- [TASK PROMPT] From the entries that follow, pick out all lines holding "marker".

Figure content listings
◆ ◆ ◆ ◆ ◆ ◆ ◆
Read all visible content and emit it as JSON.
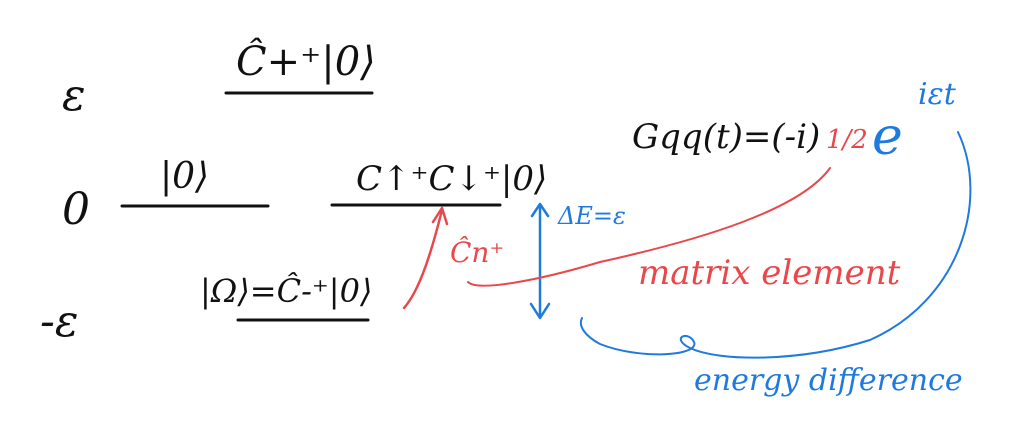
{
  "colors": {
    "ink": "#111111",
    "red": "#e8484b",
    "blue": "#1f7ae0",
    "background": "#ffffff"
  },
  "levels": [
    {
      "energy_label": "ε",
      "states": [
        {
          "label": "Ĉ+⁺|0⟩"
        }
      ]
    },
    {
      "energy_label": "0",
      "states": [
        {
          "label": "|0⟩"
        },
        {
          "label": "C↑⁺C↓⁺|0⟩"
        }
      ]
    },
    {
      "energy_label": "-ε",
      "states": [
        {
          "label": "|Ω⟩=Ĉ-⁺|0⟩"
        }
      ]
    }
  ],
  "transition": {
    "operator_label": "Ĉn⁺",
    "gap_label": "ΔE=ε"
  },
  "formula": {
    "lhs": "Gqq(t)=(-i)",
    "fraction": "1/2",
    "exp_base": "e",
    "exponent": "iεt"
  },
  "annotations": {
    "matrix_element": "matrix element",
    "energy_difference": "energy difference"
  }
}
◆ ◆ ◆ ◆ ◆ ◆ ◆
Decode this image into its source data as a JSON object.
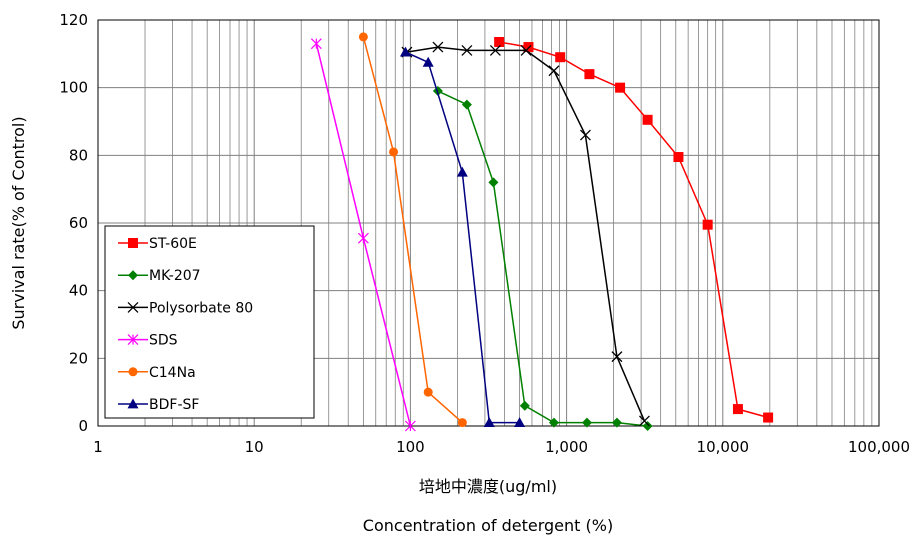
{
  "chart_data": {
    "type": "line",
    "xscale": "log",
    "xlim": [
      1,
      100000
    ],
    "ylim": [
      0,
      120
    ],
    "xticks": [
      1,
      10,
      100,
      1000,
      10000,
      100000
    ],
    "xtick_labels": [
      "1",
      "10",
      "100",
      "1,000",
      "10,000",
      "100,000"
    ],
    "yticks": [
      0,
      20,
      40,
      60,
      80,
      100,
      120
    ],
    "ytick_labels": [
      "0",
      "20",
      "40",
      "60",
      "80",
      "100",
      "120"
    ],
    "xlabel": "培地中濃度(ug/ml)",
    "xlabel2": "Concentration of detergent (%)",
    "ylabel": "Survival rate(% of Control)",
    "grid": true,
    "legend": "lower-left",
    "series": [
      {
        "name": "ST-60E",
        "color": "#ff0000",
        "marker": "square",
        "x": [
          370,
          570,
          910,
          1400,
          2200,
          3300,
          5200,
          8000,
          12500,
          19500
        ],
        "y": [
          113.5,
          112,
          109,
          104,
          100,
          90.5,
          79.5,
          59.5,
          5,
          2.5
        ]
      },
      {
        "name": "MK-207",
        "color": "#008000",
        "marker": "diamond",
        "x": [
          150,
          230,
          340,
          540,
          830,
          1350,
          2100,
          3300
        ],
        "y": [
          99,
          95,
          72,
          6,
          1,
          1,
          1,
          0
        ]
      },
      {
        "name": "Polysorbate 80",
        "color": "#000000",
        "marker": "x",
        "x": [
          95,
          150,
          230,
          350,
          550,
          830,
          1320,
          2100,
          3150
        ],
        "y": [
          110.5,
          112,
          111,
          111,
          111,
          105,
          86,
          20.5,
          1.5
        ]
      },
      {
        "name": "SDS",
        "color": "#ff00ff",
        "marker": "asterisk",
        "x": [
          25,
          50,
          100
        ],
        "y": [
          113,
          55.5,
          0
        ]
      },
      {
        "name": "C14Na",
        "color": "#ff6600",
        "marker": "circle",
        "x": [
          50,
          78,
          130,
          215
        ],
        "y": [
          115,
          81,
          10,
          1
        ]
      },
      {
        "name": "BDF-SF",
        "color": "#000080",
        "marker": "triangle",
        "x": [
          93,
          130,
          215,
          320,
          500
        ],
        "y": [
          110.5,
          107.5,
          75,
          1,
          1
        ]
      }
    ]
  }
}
◆ ◆ ◆ ◆ ◆ ◆ ◆
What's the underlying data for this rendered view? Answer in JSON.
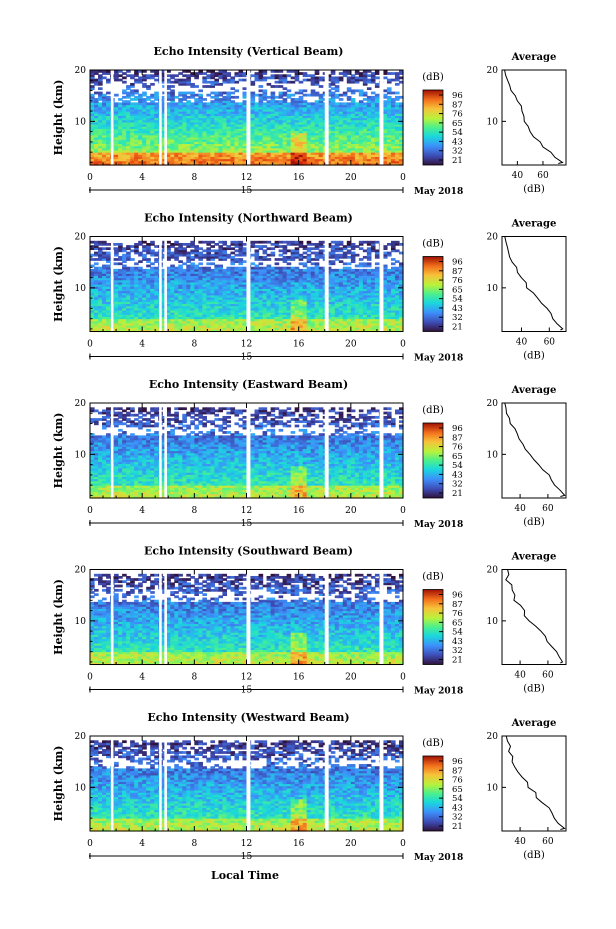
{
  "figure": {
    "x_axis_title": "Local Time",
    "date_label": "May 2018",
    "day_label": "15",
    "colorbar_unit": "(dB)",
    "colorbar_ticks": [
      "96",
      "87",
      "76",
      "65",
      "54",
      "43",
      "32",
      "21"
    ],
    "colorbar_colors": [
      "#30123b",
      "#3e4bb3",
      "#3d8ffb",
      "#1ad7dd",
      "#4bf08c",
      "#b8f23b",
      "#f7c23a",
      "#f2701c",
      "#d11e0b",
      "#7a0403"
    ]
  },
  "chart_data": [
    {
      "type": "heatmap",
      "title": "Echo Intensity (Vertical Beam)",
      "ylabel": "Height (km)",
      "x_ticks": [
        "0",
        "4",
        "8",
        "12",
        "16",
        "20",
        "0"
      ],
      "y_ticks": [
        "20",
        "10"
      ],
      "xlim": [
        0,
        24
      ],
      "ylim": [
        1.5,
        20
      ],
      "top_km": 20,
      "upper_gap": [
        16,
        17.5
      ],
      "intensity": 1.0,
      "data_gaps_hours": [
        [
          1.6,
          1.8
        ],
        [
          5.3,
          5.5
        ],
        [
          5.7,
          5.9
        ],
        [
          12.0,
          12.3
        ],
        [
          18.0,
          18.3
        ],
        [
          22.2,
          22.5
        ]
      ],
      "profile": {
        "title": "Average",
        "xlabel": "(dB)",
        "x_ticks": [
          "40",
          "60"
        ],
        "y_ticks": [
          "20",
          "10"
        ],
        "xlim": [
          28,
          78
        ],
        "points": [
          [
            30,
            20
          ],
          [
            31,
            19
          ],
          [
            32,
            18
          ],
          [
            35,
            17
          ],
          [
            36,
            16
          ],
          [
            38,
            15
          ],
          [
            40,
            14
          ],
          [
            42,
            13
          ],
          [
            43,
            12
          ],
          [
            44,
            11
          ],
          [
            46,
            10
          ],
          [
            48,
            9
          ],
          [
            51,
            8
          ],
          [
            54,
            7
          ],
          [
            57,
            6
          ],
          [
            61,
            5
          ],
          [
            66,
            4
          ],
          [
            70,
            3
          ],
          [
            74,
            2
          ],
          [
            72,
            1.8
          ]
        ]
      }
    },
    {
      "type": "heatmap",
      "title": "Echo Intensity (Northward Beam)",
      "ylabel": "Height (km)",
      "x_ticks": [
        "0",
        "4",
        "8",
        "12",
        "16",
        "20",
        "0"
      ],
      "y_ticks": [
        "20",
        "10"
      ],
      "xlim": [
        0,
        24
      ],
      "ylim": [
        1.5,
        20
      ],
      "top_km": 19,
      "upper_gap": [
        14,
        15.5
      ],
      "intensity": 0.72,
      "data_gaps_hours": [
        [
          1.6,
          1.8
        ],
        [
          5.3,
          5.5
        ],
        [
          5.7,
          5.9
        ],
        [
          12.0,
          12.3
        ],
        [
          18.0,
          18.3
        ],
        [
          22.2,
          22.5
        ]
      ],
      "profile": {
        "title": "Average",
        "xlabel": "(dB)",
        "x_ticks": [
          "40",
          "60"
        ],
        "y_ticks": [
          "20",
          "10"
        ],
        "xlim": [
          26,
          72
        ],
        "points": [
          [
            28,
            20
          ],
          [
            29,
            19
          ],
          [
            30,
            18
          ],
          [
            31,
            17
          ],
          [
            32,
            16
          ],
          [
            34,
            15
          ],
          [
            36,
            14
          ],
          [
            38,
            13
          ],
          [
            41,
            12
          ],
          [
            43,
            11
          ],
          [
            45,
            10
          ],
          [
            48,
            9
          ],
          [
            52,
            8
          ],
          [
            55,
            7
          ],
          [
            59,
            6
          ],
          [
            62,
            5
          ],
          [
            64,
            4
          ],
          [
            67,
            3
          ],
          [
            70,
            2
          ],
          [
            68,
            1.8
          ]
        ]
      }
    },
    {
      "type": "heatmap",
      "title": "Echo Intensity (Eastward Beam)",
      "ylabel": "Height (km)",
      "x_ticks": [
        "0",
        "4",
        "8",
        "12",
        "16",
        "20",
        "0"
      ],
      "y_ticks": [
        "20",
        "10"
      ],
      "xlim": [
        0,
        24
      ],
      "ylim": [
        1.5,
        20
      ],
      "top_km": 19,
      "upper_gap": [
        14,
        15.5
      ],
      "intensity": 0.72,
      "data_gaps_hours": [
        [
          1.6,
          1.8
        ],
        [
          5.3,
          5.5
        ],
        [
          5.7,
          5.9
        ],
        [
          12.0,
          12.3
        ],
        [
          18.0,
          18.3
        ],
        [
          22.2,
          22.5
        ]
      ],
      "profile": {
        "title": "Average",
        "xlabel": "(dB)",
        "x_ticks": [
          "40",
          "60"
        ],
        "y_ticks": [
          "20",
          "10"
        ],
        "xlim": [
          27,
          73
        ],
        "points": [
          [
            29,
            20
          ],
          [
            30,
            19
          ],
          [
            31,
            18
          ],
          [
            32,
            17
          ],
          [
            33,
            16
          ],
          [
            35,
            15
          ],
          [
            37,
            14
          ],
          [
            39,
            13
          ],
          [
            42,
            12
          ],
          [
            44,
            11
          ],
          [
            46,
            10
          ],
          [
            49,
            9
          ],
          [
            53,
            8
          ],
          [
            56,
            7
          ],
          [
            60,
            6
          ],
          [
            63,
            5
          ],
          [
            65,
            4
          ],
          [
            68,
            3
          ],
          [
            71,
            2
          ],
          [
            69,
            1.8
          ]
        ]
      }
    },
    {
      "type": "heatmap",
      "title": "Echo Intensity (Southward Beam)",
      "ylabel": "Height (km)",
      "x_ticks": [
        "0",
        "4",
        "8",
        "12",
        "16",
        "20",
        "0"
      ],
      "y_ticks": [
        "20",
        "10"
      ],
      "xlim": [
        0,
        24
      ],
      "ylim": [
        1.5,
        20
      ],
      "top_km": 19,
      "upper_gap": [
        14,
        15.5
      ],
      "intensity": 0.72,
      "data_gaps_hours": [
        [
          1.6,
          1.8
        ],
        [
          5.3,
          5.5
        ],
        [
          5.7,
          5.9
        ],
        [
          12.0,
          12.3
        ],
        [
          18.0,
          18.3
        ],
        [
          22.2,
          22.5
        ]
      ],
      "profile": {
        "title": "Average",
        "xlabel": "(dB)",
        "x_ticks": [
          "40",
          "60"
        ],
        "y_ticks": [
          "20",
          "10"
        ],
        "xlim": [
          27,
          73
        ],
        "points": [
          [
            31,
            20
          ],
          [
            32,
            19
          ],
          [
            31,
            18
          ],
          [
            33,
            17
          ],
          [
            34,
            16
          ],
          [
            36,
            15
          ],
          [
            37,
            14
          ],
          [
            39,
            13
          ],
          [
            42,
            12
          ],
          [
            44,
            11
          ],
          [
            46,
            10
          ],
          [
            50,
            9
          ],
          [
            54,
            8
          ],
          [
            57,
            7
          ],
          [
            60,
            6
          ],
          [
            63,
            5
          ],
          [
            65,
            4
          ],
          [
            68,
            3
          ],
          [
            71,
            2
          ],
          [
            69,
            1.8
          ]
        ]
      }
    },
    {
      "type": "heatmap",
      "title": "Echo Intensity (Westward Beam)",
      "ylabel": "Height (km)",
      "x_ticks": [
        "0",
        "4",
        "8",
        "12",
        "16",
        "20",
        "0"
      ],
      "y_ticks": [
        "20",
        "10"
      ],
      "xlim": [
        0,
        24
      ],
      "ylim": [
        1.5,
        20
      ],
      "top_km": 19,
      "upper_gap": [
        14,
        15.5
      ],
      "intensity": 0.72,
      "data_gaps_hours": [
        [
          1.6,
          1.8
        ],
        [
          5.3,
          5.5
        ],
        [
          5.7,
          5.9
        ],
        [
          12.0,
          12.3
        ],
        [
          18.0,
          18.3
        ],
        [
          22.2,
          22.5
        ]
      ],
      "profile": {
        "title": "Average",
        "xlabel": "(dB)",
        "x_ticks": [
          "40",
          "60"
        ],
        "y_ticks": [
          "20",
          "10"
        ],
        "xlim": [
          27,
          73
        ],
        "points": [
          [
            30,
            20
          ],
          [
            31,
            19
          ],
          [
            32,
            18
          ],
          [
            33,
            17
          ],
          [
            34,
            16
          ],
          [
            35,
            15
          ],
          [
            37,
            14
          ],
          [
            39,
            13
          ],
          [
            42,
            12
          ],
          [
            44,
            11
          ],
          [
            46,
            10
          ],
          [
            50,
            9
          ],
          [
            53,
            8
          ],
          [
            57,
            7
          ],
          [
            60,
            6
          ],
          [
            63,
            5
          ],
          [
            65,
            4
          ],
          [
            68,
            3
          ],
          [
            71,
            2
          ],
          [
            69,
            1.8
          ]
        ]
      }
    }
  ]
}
◆ ◆ ◆ ◆ ◆ ◆ ◆
- [SOLUTION TO THE PROBLEM]
        "marker": "square",
        "marker": "diamond",
        "marker": "x",
        "marker": "asterisk",
        "marker": "circle",
        "marker": "triangle",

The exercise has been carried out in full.